§ Exercise objective
Any picture among the records should be left out, please; retype the rest exactly.

Stored data:

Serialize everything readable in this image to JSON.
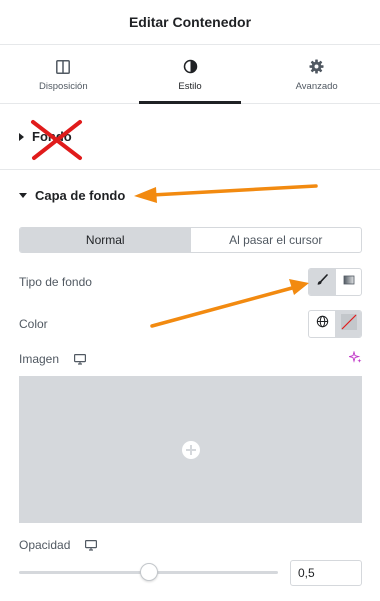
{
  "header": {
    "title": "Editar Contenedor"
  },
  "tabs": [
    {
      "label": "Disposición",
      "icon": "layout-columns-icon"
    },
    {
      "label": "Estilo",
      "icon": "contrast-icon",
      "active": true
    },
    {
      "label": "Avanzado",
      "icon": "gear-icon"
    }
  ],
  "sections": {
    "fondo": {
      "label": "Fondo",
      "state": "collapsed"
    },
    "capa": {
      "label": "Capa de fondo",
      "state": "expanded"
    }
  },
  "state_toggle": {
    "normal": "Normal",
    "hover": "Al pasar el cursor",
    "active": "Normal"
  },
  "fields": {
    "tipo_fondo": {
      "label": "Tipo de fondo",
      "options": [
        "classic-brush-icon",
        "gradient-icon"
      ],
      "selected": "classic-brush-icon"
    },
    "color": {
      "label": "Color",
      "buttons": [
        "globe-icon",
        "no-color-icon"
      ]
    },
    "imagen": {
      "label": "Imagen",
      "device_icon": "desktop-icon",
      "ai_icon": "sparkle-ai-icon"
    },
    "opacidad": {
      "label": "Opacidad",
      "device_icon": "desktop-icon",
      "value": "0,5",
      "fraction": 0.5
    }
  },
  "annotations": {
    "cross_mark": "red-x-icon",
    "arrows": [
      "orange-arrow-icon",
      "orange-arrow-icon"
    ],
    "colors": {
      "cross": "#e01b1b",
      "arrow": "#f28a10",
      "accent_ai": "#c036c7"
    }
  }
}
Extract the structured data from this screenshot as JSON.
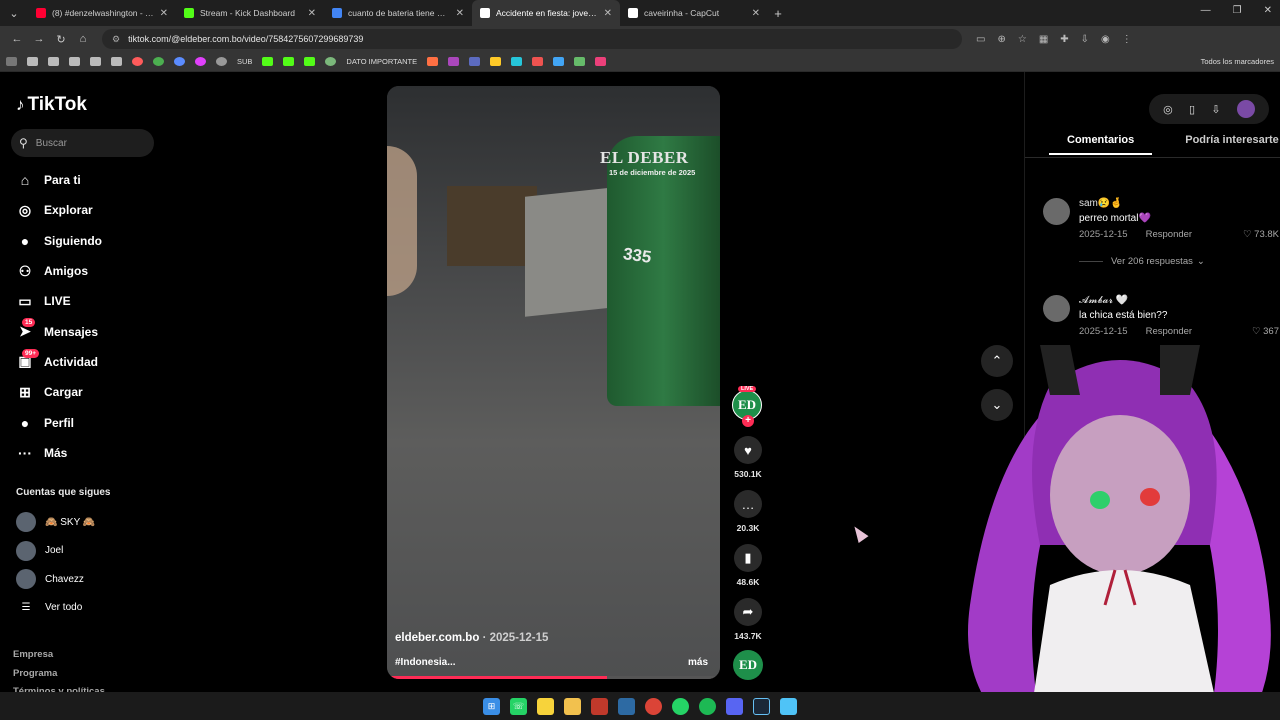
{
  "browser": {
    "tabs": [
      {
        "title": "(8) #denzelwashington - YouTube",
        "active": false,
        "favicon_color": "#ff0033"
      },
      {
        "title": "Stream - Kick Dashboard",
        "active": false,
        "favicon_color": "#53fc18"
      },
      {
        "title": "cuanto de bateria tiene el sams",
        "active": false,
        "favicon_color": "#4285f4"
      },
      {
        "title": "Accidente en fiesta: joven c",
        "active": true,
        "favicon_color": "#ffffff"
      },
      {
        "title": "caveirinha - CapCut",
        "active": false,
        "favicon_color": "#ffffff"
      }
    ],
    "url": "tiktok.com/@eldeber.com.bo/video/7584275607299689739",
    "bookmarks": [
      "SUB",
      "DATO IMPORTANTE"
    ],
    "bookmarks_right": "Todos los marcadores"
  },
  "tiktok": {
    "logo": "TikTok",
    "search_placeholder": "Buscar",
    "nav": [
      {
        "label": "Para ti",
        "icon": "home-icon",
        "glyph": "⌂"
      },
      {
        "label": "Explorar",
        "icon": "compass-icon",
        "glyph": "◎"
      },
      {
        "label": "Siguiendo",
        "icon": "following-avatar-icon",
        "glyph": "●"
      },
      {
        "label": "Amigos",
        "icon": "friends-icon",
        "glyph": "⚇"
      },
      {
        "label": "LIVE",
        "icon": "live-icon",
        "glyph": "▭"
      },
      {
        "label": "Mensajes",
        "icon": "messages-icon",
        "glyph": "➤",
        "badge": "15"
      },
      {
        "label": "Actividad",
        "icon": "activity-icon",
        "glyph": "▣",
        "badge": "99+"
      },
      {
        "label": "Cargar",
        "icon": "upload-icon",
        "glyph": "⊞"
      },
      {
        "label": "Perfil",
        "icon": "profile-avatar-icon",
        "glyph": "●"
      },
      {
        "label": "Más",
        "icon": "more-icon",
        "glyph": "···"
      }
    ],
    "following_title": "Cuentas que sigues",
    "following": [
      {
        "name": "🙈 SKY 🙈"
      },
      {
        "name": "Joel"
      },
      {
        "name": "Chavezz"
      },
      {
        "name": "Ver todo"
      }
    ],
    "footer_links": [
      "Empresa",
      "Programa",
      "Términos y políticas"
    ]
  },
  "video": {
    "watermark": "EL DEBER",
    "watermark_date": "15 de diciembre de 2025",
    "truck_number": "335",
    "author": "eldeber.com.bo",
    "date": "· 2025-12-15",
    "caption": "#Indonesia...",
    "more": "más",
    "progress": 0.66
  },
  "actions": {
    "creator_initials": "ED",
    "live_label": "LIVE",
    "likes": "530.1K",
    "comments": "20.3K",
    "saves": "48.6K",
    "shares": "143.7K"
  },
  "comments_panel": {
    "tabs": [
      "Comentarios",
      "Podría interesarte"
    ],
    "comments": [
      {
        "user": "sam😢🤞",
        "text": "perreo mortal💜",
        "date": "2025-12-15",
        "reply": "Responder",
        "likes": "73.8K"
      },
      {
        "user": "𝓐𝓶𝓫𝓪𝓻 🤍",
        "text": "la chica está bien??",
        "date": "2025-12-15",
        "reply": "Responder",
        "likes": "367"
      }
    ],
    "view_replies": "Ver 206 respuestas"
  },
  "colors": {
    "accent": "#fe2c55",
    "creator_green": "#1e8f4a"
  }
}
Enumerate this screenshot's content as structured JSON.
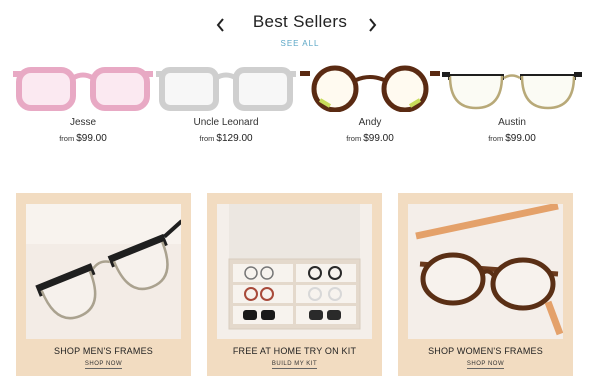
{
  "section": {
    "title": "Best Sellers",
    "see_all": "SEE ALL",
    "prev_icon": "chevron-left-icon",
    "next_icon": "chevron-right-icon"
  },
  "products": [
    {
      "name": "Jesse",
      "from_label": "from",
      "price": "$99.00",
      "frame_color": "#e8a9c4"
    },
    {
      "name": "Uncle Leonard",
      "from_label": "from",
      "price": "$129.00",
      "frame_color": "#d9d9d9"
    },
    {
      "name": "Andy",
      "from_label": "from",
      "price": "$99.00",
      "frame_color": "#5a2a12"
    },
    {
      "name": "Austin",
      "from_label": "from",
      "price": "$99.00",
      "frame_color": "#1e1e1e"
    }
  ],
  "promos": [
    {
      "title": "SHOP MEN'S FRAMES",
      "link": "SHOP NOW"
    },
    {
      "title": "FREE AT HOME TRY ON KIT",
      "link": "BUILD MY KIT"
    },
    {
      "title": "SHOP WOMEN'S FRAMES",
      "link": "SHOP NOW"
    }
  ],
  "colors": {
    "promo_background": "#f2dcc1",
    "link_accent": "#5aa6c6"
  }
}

§ Response
Serialize everything readable in this image to JSON.
{
  "header": {
    "title": "Editar Contenedor"
  },
  "tabs": [
    {
      "label": "Disposición",
      "icon": "layout-columns-icon"
    },
    {
      "label": "Estilo",
      "icon": "contrast-icon",
      "active": true
    },
    {
      "label": "Avanzado",
      "icon": "gear-icon"
    }
  ],
  "sections": {
    "fondo": {
      "label": "Fondo",
      "state": "collapsed"
    },
    "capa": {
      "label": "Capa de fondo",
      "state": "expanded"
    }
  },
  "state_toggle": {
    "normal": "Normal",
    "hover": "Al pasar el cursor",
    "active": "Normal"
  },
  "fields": {
    "tipo_fondo": {
      "label": "Tipo de fondo",
      "options": [
        "classic-brush-icon",
        "gradient-icon"
      ],
      "selected": "classic-brush-icon"
    },
    "color": {
      "label": "Color",
      "buttons": [
        "globe-icon",
        "no-color-icon"
      ]
    },
    "imagen": {
      "label": "Imagen",
      "device_icon": "desktop-icon",
      "ai_icon": "sparkle-ai-icon"
    },
    "opacidad": {
      "label": "Opacidad",
      "device_icon": "desktop-icon",
      "value": "0,5",
      "fraction": 0.5
    }
  },
  "annotations": {
    "cross_mark": "red-x-icon",
    "arrows": [
      "orange-arrow-icon",
      "orange-arrow-icon"
    ],
    "colors": {
      "cross": "#e01b1b",
      "arrow": "#f28a10",
      "accent_ai": "#c036c7"
    }
  }
}
Extract the structured data from this screenshot as JSON.
{
  "browser": {
    "tabs": [
      {
        "title": "(8) #denzelwashington - YouTube",
        "active": false,
        "favicon_color": "#ff0033"
      },
      {
        "title": "Stream - Kick Dashboard",
        "active": false,
        "favicon_color": "#53fc18"
      },
      {
        "title": "cuanto de bateria tiene el sams",
        "active": false,
        "favicon_color": "#4285f4"
      },
      {
        "title": "Accidente en fiesta: joven c",
        "active": true,
        "favicon_color": "#ffffff"
      },
      {
        "title": "caveirinha - CapCut",
        "active": false,
        "favicon_color": "#ffffff"
      }
    ],
    "url": "tiktok.com/@eldeber.com.bo/video/7584275607299689739",
    "bookmarks": [
      "SUB",
      "DATO IMPORTANTE"
    ],
    "bookmarks_right": "Todos los marcadores"
  },
  "tiktok": {
    "logo": "TikTok",
    "search_placeholder": "Buscar",
    "nav": [
      {
        "label": "Para ti",
        "icon": "home-icon",
        "glyph": "⌂"
      },
      {
        "label": "Explorar",
        "icon": "compass-icon",
        "glyph": "◎"
      },
      {
        "label": "Siguiendo",
        "icon": "following-avatar-icon",
        "glyph": "●"
      },
      {
        "label": "Amigos",
        "icon": "friends-icon",
        "glyph": "⚇"
      },
      {
        "label": "LIVE",
        "icon": "live-icon",
        "glyph": "▭"
      },
      {
        "label": "Mensajes",
        "icon": "messages-icon",
        "glyph": "➤",
        "badge": "15"
      },
      {
        "label": "Actividad",
        "icon": "activity-icon",
        "glyph": "▣",
        "badge": "99+"
      },
      {
        "label": "Cargar",
        "icon": "upload-icon",
        "glyph": "⊞"
      },
      {
        "label": "Perfil",
        "icon": "profile-avatar-icon",
        "glyph": "●"
      },
      {
        "label": "Más",
        "icon": "more-icon",
        "glyph": "···"
      }
    ],
    "following_title": "Cuentas que sigues",
    "following": [
      {
        "name": "🙈 SKY 🙈"
      },
      {
        "name": "Joel"
      },
      {
        "name": "Chavezz"
      },
      {
        "name": "Ver todo"
      }
    ],
    "footer_links": [
      "Empresa",
      "Programa",
      "Términos y políticas"
    ]
  },
  "video": {
    "watermark": "EL DEBER",
    "watermark_date": "15 de diciembre de 2025",
    "truck_number": "335",
    "author": "eldeber.com.bo",
    "date": "· 2025-12-15",
    "caption": "#Indonesia...",
    "more": "más",
    "progress": 0.66
  },
  "actions": {
    "creator_initials": "ED",
    "live_label": "LIVE",
    "likes": "530.1K",
    "comments": "20.3K",
    "saves": "48.6K",
    "shares": "143.7K"
  },
  "comments_panel": {
    "tabs": [
      "Comentarios",
      "Podría interesarte"
    ],
    "comments": [
      {
        "user": "sam😢🤞",
        "text": "perreo mortal💜",
        "date": "2025-12-15",
        "reply": "Responder",
        "likes": "73.8K"
      },
      {
        "user": "𝓐𝓶𝓫𝓪𝓻 🤍",
        "text": "la chica está bien??",
        "date": "2025-12-15",
        "reply": "Responder",
        "likes": "367"
      }
    ],
    "view_replies": "Ver 206 respuestas"
  },
  "colors": {
    "accent": "#fe2c55",
    "creator_green": "#1e8f4a"
  }
}
Enumerate this screenshot's content as structured JSON.
{
  "section": {
    "title": "Best Sellers",
    "see_all": "SEE ALL",
    "prev_icon": "chevron-left-icon",
    "next_icon": "chevron-right-icon"
  },
  "products": [
    {
      "name": "Jesse",
      "from_label": "from",
      "price": "$99.00",
      "frame_color": "#e8a9c4"
    },
    {
      "name": "Uncle Leonard",
      "from_label": "from",
      "price": "$129.00",
      "frame_color": "#d9d9d9"
    },
    {
      "name": "Andy",
      "from_label": "from",
      "price": "$99.00",
      "frame_color": "#5a2a12"
    },
    {
      "name": "Austin",
      "from_label": "from",
      "price": "$99.00",
      "frame_color": "#1e1e1e"
    }
  ],
  "promos": [
    {
      "title": "SHOP MEN'S FRAMES",
      "link": "SHOP NOW"
    },
    {
      "title": "FREE AT HOME TRY ON KIT",
      "link": "BUILD MY KIT"
    },
    {
      "title": "SHOP WOMEN'S FRAMES",
      "link": "SHOP NOW"
    }
  ],
  "colors": {
    "promo_background": "#f2dcc1",
    "link_accent": "#5aa6c6"
  }
}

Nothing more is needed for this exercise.